**Job**. Repeat each record below exactly, dropping the pictures.

**Dataset listings of figures**.
══════════════════════════════
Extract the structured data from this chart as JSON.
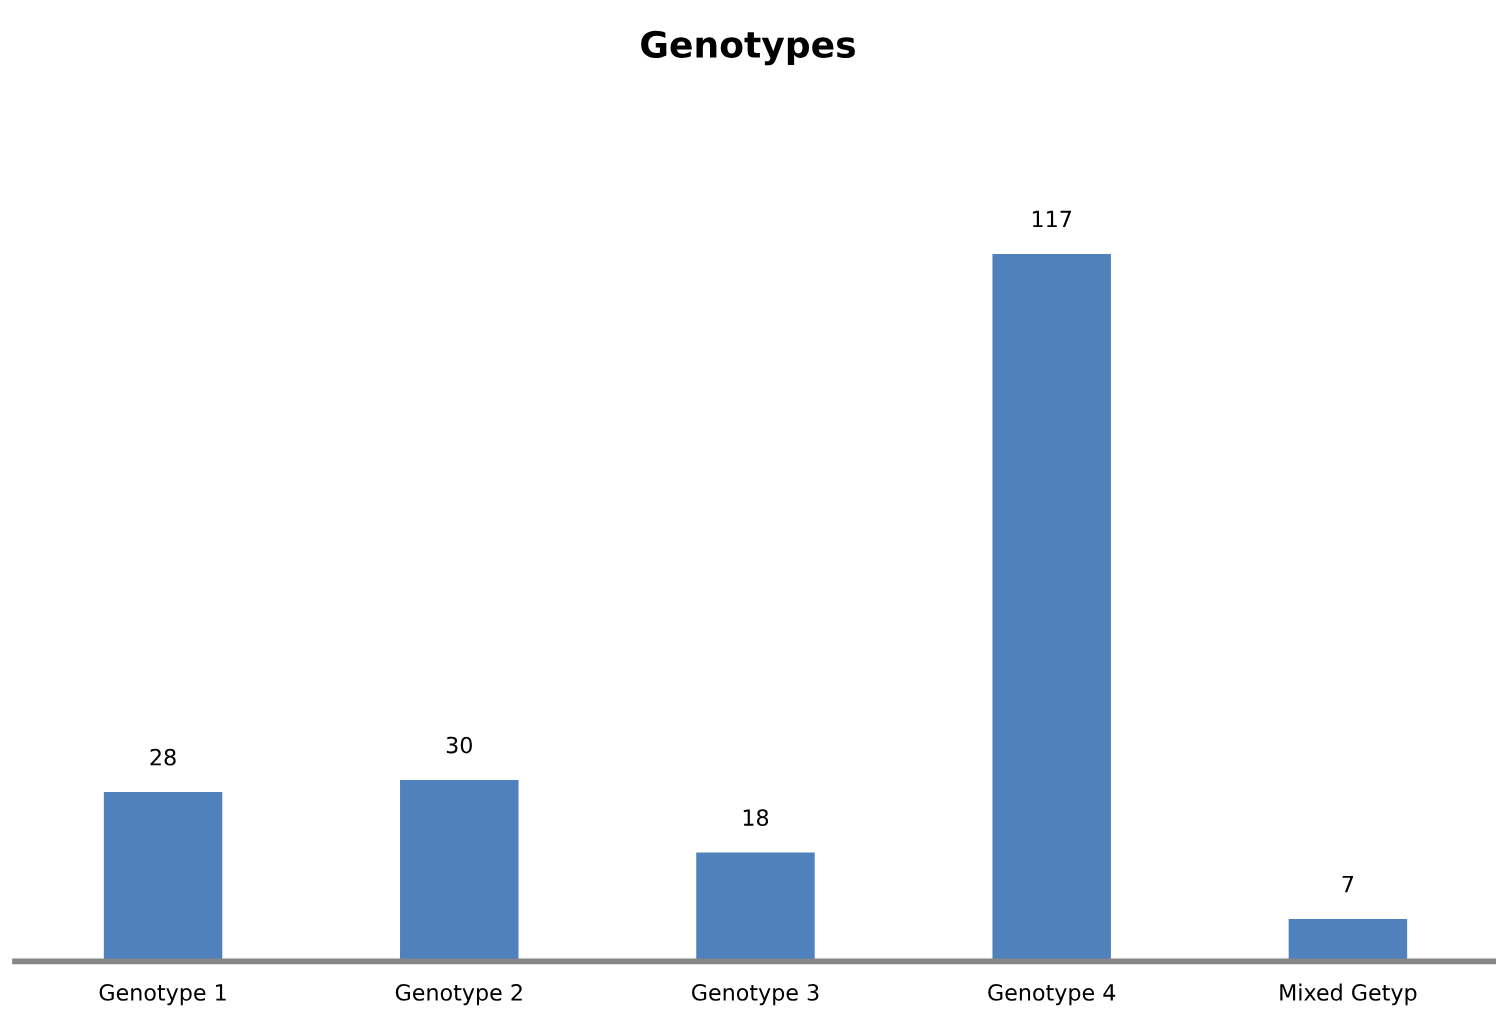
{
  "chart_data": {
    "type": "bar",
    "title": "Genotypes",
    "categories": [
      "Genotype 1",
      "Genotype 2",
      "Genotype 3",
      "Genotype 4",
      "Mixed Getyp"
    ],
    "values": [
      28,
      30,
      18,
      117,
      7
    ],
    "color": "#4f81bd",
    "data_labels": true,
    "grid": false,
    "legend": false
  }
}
══════════════════════════════
**The answer**.
Extract the structured data from this chart as JSON.
{
  "chart_data": {
    "type": "bar",
    "title": "Genotypes",
    "categories": [
      "Genotype 1",
      "Genotype 2",
      "Genotype 3",
      "Genotype 4",
      "Mixed Getyp"
    ],
    "values": [
      28,
      30,
      18,
      117,
      7
    ],
    "color": "#4f81bd",
    "data_labels": true,
    "grid": false,
    "legend": false
  }
}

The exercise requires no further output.